Work to complete:
• A. Please output the forum posts word for word, starting at "OchonAgusOchonOh · 26/06/2023" and ending at "the next day.".
• B. For each statement, say whether the forum posts agree with it, and quote the deciding words from the posts. (i) After the first visit, the first poster's mother went to see the father three more times before the funeral. (ii) At an Irish funeral, the removal always takes place in a funeral home. (iii) In the second post, the father was dressed in his best suit.

OhFGSwhatTFnow · 26/06/2023 22:27

My mum and I went to see my Dad four days after he passed away (nursing home, middle of the night so we hadn’t been there when it happened).

I went mainly to support Mum, knowing that she’d probably get hysterical and I would have to be the voice of reason.

I couldn’t even get into the room. Took one look at him from doorway, screamed ‘that’s not my Dad’ and hurtled screaming back into the funeral directors office. My mum, on the other hand found it really peaceful and helpful and went another three times between then and the funeral. I had a closed coffin visit the day before which was right for me.

I can’t imagine ever viewing a body again.

NotaCFDclue · 26/06/2023 22:27

I went to see my Dad. He had died of cancer, and it had been a long journey. He was wearing his best suit, and looked so smart. I’d only seen him in comfortable clothes / dressing gown for such a long time. It wasn’t quite him, but it was comforting to see him like that. He looked at peace.

YayOrNae · 26/06/2023 22:28

OchonAgusOchonOh · 26/06/2023 22:21

There are two parts to an Irish funeral, the removal and the funeral itself. The removal is usually a day or two after the person died, although it can be delayed if family are abroad. It takes place either in a funeral home or the home of the deceased or a family member. Everyone goes along and sympathises with the family who are gathered around the (usually) open casket. If it's at home, there are usually refreshments. It's less usual to have refreshments in a funeral home but some do. If it's a religious funeral, there are prayers and then the casket is transferred to the church for the funeral the next day.

Material provided:
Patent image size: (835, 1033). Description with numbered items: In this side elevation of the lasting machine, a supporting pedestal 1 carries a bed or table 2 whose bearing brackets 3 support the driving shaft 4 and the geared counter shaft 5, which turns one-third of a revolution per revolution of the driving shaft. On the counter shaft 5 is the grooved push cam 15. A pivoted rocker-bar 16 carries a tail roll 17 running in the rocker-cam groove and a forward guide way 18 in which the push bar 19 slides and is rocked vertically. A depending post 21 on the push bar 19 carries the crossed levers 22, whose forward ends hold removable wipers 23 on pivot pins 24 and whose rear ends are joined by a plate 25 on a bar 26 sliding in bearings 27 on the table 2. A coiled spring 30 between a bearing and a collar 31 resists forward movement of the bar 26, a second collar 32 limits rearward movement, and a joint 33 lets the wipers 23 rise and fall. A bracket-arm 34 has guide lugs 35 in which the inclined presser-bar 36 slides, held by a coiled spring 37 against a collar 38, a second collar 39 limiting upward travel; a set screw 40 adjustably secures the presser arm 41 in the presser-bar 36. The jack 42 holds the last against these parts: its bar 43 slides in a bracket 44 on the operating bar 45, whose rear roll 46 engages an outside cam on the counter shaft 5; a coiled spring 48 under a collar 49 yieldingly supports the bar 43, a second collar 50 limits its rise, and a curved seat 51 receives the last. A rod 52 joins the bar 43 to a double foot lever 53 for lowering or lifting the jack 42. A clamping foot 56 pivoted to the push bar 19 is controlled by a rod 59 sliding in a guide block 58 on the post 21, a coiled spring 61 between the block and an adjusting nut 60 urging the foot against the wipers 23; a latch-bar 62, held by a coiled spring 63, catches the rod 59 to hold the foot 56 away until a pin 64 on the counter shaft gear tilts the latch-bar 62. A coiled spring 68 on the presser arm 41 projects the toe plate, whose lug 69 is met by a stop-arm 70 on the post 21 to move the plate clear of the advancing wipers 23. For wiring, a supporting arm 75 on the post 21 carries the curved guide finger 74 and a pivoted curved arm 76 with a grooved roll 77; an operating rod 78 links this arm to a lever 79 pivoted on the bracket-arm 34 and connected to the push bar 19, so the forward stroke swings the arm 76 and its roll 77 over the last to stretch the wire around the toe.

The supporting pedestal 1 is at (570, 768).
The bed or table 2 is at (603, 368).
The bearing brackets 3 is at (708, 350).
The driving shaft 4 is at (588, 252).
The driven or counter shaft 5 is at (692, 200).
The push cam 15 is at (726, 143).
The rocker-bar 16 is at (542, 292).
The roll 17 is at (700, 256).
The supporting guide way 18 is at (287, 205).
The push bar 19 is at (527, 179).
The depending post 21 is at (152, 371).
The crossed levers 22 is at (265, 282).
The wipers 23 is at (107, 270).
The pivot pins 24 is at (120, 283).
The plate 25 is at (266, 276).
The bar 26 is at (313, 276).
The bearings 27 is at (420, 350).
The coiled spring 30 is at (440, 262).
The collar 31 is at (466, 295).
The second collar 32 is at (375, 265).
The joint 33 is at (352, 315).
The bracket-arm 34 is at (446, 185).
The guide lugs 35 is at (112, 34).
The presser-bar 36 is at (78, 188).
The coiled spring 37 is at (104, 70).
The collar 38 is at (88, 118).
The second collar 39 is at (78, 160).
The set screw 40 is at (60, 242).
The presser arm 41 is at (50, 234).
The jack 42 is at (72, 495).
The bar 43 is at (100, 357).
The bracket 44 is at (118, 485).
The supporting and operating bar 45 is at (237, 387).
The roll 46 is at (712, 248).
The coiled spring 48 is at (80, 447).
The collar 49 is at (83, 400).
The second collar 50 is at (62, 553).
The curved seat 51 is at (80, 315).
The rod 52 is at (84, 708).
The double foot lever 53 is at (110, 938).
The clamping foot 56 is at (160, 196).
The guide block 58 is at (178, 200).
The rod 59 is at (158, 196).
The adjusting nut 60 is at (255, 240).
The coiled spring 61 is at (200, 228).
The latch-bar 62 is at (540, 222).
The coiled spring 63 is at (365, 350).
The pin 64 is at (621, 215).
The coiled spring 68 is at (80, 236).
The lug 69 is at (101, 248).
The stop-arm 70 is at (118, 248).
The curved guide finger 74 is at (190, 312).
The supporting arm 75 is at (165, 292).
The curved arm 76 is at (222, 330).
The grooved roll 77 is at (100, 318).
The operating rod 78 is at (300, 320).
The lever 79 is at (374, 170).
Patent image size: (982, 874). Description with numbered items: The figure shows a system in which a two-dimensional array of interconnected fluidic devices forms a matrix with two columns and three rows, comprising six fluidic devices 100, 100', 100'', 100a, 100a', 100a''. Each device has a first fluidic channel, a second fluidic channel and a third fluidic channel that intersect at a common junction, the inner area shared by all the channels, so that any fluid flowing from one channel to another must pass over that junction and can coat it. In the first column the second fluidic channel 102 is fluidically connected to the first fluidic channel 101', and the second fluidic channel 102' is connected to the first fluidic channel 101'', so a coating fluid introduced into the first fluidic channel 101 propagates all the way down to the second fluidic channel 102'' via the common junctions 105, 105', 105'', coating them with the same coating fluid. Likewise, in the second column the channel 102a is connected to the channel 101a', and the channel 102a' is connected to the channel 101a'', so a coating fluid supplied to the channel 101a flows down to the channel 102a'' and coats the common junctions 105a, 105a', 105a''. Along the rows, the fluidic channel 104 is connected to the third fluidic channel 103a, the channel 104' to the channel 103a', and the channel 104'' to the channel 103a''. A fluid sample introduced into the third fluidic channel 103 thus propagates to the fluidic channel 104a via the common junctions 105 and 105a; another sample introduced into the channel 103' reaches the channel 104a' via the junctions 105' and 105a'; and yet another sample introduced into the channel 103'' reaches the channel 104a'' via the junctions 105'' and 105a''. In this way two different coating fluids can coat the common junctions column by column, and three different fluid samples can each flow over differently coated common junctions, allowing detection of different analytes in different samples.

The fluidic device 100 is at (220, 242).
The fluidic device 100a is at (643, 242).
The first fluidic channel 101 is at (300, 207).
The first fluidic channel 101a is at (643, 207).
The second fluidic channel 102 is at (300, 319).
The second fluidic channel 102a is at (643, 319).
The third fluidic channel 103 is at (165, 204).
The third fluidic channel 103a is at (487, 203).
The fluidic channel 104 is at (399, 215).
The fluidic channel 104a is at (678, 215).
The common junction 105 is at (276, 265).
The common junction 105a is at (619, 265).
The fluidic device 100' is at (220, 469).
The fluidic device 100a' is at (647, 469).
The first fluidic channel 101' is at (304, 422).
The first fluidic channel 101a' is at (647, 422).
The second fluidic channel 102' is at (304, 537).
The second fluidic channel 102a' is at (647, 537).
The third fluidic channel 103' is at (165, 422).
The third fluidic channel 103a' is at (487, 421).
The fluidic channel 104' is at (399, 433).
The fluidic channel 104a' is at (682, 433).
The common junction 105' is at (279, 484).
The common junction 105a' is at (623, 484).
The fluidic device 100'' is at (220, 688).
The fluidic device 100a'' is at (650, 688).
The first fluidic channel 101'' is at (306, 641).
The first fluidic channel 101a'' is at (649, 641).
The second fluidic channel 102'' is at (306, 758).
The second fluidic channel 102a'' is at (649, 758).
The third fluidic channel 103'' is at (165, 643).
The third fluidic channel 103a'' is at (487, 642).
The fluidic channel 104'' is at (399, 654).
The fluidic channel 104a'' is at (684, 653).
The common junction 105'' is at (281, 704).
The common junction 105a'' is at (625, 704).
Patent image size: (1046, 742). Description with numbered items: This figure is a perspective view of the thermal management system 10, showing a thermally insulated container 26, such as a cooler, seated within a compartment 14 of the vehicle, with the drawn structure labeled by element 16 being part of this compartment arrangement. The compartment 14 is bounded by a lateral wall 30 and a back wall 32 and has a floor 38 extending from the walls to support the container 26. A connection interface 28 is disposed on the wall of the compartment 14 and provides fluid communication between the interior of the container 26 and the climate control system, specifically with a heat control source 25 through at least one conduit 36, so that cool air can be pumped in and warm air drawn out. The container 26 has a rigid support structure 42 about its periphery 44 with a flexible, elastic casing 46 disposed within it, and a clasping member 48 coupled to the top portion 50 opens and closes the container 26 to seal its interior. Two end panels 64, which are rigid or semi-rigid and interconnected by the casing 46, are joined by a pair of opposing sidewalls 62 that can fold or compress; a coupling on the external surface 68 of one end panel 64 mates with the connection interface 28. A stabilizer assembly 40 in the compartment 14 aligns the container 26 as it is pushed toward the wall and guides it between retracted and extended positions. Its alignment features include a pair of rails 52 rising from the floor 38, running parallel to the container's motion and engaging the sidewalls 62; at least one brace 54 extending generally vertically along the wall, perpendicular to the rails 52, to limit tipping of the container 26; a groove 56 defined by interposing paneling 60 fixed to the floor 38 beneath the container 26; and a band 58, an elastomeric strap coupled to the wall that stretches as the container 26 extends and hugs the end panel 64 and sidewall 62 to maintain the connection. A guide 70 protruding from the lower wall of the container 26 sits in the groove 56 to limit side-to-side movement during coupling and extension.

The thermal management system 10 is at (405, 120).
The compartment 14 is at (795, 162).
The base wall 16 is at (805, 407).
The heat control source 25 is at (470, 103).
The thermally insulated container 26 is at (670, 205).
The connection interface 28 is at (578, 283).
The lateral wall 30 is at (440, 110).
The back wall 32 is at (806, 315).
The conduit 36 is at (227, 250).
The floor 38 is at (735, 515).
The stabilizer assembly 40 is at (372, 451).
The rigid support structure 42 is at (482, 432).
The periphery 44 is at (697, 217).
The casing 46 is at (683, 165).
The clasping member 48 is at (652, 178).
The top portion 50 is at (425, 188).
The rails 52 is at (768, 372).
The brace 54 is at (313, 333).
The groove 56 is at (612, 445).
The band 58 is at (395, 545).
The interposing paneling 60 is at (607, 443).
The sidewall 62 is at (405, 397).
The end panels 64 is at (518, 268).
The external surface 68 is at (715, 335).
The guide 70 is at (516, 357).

Numbered responses:
• A.
OchonAgusOchonOh · 26/06/2023 22:21

There are two parts to an Irish funeral, the removal and the funeral itself. The removal is usually a day or two after the person died, although it can be delayed if family are abroad. It takes place either in a funeral home or the home of the deceased or a family member. Everyone goes along and sympathises with the family who are gathered around the (usually) open casket. If it's at home, there are usually refreshments. It's less usual to have refreshments in a funeral home but some do. If it's a religious funeral, there are prayers and then the casket is transferred to the church for the funeral the next day.

• B.
(i) Yes: "went another three times between then and the funeral"
(ii) No: "It takes place either in a funeral home or the home of the deceased or a family member."
(iii) Yes: "He was wearing his best suit"